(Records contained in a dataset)
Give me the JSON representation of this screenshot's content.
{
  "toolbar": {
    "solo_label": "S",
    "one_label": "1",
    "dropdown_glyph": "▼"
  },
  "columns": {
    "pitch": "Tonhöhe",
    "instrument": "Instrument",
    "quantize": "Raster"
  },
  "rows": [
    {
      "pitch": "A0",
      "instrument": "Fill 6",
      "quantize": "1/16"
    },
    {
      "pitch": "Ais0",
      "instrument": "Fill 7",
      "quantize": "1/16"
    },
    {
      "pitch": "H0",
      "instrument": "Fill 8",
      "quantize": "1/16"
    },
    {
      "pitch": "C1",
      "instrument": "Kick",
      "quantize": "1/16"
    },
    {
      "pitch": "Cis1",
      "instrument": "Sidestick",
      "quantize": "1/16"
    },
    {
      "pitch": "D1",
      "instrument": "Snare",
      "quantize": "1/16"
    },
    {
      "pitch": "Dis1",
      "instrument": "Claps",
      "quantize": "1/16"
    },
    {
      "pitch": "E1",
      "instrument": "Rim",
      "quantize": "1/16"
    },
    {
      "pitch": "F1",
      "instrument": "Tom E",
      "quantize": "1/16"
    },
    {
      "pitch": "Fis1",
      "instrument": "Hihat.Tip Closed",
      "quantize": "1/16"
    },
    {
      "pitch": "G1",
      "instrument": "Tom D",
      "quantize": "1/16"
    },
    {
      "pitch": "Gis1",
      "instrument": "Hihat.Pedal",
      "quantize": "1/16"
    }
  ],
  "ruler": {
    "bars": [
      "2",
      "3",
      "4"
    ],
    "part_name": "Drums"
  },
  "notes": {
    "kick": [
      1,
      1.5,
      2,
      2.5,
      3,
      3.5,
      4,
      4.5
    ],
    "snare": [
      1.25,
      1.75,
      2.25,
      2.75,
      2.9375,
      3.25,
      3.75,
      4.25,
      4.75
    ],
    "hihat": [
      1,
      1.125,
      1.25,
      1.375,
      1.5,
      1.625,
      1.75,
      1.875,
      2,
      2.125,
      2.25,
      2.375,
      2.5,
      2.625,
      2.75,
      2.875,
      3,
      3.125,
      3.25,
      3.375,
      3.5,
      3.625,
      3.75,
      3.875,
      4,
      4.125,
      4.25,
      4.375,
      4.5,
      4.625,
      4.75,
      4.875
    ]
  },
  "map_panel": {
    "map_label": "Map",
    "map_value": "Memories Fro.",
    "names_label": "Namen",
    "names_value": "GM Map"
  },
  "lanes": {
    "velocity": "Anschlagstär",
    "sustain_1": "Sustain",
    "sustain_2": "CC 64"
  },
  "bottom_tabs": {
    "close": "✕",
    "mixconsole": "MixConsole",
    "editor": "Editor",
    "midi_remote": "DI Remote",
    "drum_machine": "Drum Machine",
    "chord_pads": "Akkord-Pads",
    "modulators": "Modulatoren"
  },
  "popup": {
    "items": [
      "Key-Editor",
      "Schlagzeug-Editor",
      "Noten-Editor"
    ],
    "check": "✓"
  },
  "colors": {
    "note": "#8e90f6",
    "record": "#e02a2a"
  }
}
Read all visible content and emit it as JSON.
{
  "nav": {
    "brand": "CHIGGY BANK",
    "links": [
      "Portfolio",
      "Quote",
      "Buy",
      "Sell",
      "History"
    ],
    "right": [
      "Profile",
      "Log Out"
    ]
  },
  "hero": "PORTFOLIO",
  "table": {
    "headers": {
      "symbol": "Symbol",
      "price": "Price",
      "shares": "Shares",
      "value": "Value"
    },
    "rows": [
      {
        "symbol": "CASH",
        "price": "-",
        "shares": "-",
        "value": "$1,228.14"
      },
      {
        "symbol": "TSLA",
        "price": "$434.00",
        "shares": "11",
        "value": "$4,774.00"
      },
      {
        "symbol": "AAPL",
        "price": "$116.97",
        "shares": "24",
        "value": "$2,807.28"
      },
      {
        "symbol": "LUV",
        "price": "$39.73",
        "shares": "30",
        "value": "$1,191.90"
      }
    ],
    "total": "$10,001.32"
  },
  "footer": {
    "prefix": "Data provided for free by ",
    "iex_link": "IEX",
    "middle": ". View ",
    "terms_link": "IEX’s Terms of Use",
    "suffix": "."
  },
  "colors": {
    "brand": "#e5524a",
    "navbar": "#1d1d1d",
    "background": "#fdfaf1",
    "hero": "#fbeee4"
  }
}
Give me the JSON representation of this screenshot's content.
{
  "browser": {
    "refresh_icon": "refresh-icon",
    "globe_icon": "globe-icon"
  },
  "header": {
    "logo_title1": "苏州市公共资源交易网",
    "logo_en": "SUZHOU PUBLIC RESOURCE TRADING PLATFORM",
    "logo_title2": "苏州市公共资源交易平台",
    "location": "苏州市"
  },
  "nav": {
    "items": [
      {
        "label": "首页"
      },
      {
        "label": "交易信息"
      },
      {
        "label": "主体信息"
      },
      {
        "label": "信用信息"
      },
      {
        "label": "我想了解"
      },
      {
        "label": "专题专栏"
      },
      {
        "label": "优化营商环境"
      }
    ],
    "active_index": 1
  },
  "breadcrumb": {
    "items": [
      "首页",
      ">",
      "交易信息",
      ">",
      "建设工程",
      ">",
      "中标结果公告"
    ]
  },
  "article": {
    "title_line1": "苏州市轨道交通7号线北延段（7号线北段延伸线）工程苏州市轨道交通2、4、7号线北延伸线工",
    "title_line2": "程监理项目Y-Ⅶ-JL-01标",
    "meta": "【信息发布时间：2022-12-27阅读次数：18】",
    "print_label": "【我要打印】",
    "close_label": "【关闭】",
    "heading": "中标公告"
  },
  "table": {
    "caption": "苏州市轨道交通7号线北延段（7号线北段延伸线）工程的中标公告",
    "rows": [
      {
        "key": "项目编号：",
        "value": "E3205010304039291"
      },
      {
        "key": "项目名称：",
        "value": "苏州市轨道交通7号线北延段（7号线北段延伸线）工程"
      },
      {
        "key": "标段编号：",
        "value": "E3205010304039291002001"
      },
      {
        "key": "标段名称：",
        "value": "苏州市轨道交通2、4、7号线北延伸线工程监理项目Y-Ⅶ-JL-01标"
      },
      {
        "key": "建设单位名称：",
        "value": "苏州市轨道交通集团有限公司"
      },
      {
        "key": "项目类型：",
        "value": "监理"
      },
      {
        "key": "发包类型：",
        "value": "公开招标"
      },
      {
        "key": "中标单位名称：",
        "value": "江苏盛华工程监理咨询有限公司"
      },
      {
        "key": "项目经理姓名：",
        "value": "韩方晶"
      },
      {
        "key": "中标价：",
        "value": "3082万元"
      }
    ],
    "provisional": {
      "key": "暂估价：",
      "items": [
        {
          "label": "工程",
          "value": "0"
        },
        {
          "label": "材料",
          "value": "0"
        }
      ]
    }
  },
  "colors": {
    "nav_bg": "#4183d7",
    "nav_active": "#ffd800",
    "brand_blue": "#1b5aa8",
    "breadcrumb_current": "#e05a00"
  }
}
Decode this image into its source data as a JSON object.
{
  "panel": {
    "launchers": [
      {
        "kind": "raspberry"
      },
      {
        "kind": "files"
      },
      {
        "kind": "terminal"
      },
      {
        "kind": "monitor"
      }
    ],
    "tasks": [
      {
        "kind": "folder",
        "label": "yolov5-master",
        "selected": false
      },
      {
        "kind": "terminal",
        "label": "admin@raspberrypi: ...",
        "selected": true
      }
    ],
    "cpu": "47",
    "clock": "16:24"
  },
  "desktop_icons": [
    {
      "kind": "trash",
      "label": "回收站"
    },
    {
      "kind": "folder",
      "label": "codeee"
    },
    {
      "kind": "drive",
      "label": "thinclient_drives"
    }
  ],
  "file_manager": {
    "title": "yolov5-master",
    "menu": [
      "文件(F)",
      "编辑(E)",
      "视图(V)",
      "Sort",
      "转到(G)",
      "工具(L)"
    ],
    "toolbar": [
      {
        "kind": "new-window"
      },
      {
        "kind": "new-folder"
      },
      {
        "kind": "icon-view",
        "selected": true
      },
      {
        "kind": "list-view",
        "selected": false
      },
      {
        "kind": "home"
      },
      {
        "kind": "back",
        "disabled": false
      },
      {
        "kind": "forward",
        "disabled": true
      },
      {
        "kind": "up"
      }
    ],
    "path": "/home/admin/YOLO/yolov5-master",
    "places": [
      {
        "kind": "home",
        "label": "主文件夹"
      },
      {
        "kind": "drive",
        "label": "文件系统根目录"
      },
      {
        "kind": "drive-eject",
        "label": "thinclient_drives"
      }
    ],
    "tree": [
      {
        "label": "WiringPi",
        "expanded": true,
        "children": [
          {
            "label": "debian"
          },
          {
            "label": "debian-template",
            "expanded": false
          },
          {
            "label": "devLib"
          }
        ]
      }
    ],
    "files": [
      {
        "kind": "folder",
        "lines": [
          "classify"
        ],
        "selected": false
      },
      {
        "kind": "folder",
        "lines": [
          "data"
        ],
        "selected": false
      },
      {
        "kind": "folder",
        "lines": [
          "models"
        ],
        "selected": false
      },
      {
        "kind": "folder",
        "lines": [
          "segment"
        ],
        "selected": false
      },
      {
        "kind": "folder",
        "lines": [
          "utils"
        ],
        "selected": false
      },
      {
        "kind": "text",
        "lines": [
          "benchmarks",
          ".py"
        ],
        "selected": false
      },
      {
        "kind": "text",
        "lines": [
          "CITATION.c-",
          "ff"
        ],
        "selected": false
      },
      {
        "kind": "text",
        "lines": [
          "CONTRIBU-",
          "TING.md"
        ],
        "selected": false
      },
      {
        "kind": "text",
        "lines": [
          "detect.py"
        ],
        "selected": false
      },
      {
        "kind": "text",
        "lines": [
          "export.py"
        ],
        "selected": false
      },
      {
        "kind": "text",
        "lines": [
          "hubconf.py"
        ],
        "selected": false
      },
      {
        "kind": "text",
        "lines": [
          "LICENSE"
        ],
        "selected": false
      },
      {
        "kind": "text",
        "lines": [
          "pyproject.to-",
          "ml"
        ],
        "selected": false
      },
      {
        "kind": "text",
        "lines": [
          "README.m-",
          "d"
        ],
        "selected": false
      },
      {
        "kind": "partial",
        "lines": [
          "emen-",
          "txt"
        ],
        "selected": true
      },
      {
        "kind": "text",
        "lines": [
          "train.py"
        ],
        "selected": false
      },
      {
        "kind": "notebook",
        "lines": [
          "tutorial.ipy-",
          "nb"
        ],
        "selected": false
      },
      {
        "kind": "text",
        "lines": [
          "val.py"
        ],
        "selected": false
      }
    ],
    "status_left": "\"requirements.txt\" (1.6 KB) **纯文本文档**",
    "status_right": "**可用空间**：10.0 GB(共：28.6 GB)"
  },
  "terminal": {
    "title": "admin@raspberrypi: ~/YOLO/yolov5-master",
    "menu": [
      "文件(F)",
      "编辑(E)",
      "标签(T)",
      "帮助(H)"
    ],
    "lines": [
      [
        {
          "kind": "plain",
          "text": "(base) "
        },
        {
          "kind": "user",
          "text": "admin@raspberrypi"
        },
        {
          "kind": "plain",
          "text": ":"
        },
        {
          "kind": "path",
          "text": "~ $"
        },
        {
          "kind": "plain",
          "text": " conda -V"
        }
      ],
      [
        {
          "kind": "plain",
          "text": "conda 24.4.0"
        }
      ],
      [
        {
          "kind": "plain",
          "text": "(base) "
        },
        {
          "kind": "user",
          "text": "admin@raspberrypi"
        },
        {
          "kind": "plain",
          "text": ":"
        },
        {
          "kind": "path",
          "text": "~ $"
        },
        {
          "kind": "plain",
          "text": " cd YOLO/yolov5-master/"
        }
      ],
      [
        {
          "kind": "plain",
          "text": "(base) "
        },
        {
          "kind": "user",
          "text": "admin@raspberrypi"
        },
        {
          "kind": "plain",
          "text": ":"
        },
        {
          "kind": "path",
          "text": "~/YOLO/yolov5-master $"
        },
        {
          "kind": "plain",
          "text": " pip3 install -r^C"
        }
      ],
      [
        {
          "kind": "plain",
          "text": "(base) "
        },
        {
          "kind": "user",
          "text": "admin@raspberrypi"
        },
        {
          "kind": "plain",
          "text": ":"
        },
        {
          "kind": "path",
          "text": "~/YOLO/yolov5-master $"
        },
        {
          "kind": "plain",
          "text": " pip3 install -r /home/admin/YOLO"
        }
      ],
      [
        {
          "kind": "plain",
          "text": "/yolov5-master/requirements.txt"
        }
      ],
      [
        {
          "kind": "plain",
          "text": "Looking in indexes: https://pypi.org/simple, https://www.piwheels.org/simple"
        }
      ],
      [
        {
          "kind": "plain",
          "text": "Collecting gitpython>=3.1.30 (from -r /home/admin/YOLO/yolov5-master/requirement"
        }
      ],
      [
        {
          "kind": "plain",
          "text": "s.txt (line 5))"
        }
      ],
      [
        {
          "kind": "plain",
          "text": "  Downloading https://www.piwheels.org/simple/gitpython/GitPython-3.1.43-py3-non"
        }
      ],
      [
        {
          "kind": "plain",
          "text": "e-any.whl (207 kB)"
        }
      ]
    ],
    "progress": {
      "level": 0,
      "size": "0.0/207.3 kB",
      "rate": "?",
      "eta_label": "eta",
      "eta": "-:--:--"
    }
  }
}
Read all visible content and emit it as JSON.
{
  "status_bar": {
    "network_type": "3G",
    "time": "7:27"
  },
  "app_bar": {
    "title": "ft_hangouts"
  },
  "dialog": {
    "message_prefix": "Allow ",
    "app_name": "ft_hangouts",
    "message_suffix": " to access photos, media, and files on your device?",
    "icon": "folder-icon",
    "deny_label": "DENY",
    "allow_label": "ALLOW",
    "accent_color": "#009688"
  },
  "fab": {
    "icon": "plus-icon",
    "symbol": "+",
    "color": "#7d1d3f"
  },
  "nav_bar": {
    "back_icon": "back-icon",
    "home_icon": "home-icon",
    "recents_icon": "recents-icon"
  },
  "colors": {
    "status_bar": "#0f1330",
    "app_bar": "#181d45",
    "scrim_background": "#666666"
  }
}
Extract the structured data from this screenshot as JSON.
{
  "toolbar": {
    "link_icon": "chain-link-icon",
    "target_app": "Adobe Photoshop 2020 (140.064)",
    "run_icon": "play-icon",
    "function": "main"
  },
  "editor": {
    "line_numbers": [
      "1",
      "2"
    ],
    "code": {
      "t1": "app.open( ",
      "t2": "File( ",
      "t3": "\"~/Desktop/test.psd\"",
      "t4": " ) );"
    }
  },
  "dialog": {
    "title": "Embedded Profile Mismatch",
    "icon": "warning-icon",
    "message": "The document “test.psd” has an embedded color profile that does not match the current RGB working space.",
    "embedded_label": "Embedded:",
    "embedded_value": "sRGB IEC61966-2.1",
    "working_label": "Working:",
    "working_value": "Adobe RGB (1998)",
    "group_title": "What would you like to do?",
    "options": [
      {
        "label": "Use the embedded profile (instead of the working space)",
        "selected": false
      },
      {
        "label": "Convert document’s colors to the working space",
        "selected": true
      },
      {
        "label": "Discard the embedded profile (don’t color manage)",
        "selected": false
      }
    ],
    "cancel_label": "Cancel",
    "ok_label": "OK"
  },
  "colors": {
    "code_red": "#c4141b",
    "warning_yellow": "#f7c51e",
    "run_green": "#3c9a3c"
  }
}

▶ Requirement
Starting at the line that contains "Extract the structured", copy each line exactly through the end of the listing above. Include that first line and the last one, and add nothing.

▶ Written answer
Extract the structured data from this screenshot as JSON.
{
  "toolbar": {
    "link_icon": "chain-link-icon",
    "target_app": "Adobe Photoshop 2020 (140.064)",
    "run_icon": "play-icon",
    "function": "main"
  },
  "editor": {
    "line_numbers": [
      "1",
      "2"
    ],
    "code": {
      "t1": "app.open( ",
      "t2": "File( ",
      "t3": "\"~/Desktop/test.psd\"",
      "t4": " ) );"
    }
  },
  "dialog": {
    "title": "Embedded Profile Mismatch",
    "icon": "warning-icon",
    "message": "The document “test.psd” has an embedded color profile that does not match the current RGB working space.",
    "embedded_label": "Embedded:",
    "embedded_value": "sRGB IEC61966-2.1",
    "working_label": "Working:",
    "working_value": "Adobe RGB (1998)",
    "group_title": "What would you like to do?",
    "options": [
      {
        "label": "Use the embedded profile (instead of the working space)",
        "selected": false
      },
      {
        "label": "Convert document’s colors to the working space",
        "selected": true
      },
      {
        "label": "Discard the embedded profile (don’t color manage)",
        "selected": false
      }
    ],
    "cancel_label": "Cancel",
    "ok_label": "OK"
  },
  "colors": {
    "code_red": "#c4141b",
    "warning_yellow": "#f7c51e",
    "run_green": "#3c9a3c"
  }
}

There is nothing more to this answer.